*Problem*
Answer with one number only: the number of lines that contain "Settings".

===== Given data

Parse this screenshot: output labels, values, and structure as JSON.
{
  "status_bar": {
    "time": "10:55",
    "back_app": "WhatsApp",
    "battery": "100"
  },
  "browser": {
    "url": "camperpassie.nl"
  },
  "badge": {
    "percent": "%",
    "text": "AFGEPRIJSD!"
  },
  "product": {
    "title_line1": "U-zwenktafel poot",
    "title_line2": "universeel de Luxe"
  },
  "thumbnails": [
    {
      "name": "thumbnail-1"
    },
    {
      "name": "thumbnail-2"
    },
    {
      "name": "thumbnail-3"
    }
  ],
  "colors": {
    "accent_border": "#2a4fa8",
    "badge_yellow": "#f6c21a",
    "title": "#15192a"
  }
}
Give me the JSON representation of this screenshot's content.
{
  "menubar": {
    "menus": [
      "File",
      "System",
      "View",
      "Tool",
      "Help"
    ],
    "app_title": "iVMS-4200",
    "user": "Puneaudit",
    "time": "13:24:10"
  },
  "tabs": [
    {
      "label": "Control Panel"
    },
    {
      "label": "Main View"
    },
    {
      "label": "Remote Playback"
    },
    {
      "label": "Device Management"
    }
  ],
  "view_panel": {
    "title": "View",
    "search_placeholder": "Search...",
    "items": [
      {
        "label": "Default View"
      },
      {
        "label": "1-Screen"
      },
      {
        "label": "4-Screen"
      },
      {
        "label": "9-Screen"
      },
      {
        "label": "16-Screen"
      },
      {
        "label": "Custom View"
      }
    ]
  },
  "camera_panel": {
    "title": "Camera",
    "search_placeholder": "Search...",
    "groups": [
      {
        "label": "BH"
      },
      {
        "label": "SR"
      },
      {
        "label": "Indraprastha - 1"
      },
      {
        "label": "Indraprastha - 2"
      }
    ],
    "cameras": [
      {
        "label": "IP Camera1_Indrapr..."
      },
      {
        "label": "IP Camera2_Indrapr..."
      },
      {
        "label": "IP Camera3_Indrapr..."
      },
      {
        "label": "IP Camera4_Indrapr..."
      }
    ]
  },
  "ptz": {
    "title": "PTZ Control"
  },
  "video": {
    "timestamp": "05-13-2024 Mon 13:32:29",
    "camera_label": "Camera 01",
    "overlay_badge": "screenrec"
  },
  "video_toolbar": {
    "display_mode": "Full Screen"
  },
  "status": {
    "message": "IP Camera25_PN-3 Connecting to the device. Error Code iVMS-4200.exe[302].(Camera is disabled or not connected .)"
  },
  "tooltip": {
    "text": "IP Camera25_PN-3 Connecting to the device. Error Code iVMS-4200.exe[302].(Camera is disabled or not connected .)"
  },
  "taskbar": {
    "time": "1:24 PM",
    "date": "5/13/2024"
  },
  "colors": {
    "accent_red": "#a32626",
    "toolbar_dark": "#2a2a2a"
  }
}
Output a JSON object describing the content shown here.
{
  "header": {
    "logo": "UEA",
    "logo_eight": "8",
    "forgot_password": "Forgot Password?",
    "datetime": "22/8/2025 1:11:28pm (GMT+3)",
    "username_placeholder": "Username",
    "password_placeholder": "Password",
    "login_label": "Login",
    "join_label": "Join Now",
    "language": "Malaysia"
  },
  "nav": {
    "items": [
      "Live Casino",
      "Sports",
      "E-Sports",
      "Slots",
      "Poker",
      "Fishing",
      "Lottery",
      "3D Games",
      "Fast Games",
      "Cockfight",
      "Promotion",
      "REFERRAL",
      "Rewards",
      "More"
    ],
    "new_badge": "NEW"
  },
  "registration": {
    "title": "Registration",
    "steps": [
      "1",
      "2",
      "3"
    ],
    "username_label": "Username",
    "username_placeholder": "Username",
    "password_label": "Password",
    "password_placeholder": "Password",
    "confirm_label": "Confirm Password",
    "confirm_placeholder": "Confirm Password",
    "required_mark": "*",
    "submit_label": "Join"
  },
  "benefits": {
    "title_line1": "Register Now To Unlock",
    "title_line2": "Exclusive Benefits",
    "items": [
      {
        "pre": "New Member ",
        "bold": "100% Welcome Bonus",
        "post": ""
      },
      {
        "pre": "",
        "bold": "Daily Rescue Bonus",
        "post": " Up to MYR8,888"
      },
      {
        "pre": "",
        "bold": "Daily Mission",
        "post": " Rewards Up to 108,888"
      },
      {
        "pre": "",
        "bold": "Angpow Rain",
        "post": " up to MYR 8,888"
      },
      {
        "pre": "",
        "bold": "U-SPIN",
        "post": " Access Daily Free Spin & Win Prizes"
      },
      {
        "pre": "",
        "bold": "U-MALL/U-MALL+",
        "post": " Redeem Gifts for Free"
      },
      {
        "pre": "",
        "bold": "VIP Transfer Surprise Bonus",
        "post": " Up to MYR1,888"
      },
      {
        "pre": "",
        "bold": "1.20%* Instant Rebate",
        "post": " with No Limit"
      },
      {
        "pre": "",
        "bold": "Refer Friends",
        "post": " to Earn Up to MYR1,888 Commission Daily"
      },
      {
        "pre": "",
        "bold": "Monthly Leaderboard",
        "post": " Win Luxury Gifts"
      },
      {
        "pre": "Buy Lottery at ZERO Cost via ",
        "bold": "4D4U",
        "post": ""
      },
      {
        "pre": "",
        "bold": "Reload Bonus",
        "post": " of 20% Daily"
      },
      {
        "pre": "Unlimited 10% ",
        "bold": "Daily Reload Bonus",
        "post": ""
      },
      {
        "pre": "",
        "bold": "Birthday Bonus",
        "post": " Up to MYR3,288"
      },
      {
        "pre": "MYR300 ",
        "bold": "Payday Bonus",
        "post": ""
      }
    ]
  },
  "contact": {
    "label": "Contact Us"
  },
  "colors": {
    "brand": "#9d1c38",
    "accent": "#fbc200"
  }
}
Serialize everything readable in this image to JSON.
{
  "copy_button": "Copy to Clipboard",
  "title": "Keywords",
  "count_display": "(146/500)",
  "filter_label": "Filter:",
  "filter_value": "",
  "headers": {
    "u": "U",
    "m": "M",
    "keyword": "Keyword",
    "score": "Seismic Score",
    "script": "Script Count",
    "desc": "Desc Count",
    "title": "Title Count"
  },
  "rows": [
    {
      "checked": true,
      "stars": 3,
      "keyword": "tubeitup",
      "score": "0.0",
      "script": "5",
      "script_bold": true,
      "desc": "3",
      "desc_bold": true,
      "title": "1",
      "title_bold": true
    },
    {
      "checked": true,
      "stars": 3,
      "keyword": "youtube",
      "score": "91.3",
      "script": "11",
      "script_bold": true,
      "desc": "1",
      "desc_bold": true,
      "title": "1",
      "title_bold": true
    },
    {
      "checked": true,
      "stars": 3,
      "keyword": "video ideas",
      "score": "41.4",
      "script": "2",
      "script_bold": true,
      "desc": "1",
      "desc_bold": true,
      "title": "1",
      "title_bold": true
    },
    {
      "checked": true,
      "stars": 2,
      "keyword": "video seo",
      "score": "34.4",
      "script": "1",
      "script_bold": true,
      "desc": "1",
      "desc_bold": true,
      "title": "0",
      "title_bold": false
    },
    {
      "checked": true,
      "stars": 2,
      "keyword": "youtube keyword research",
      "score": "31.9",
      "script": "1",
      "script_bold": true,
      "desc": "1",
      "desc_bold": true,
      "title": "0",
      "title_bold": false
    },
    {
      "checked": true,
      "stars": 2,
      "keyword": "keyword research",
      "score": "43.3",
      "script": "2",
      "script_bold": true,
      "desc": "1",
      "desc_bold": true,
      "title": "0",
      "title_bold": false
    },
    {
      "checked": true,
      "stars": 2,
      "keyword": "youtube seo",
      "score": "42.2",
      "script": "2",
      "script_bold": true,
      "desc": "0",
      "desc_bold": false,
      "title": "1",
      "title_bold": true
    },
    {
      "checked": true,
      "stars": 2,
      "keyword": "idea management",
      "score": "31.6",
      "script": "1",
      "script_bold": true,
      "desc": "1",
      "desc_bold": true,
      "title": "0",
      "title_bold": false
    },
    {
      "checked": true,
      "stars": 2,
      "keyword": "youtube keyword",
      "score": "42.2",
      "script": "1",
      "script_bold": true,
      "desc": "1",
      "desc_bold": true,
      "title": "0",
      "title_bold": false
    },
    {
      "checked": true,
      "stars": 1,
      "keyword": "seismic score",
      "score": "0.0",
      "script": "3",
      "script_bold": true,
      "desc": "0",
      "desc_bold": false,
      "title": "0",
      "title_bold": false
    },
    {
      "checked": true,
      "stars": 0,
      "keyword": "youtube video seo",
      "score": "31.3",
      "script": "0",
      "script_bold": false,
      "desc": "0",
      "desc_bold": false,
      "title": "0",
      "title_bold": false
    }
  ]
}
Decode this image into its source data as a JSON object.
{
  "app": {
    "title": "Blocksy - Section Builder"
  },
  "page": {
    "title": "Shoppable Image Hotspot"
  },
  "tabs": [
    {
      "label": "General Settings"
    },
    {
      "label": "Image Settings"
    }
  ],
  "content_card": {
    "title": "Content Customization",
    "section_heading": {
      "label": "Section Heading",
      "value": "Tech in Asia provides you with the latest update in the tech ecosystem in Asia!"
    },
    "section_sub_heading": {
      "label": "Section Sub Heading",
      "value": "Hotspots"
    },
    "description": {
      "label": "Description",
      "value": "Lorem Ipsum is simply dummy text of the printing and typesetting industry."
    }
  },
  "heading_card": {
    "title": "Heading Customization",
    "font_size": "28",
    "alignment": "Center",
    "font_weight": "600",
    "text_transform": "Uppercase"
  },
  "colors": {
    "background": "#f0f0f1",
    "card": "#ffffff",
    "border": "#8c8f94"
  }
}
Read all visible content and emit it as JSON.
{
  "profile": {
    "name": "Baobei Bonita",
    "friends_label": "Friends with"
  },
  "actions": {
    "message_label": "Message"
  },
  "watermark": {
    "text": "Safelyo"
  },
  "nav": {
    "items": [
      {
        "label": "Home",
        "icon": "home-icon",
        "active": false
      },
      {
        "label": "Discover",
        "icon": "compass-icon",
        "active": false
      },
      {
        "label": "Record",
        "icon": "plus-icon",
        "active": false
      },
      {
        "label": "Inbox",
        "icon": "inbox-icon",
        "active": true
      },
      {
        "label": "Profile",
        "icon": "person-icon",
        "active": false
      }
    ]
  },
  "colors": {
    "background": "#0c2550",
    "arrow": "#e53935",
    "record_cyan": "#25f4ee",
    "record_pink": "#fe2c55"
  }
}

==========

*Output*
2